What this task involves
Which lines have the string "nella"? Copy all of them from the entries below.

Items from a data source
— START —

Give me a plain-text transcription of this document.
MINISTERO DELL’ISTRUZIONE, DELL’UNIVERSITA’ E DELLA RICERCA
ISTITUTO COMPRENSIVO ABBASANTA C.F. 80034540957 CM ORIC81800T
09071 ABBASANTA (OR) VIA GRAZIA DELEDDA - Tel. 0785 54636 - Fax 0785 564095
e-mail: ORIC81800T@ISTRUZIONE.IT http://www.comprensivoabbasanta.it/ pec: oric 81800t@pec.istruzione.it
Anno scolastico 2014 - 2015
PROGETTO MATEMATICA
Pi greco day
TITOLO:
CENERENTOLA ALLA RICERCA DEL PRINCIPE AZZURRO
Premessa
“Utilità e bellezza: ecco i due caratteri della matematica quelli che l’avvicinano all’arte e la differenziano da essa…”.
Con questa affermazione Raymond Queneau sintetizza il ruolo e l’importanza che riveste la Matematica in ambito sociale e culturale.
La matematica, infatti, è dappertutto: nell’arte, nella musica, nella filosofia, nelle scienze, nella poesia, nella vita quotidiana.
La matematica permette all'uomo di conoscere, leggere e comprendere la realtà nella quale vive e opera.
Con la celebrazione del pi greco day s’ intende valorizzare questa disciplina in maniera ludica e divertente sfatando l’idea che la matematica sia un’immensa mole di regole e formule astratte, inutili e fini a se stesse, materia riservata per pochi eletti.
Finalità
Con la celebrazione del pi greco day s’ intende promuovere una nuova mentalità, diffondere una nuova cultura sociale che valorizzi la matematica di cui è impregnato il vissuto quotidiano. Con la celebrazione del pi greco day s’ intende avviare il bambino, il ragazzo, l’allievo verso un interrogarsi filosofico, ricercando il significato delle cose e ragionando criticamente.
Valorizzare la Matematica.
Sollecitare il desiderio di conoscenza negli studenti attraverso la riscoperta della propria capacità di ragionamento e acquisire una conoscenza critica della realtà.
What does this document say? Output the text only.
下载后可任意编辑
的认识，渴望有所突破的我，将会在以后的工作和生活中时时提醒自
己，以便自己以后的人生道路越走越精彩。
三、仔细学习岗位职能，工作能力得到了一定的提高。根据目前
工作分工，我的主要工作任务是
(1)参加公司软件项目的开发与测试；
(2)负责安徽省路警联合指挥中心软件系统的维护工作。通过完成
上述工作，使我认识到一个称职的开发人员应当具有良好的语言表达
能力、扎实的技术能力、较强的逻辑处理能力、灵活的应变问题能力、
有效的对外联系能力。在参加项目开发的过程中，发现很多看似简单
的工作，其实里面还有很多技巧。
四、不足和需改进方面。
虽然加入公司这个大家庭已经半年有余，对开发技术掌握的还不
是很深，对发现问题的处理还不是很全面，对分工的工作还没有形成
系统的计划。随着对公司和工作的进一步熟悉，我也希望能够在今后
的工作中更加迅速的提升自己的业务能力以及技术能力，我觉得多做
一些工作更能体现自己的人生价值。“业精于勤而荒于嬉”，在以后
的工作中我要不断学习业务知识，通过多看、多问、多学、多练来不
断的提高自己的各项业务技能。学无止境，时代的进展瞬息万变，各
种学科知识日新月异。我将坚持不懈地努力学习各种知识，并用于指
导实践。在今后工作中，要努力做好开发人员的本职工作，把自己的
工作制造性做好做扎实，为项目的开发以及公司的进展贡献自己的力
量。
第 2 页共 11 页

— END —

Result for this task
La matematica, infatti, è dappertutto: nell’arte, nella musica, nella filosofia, nelle scienze, nella poesia, nella vita quotidiana.
La matematica permette all'uomo di conoscere, leggere e comprendere la realtà nella quale vive e opera.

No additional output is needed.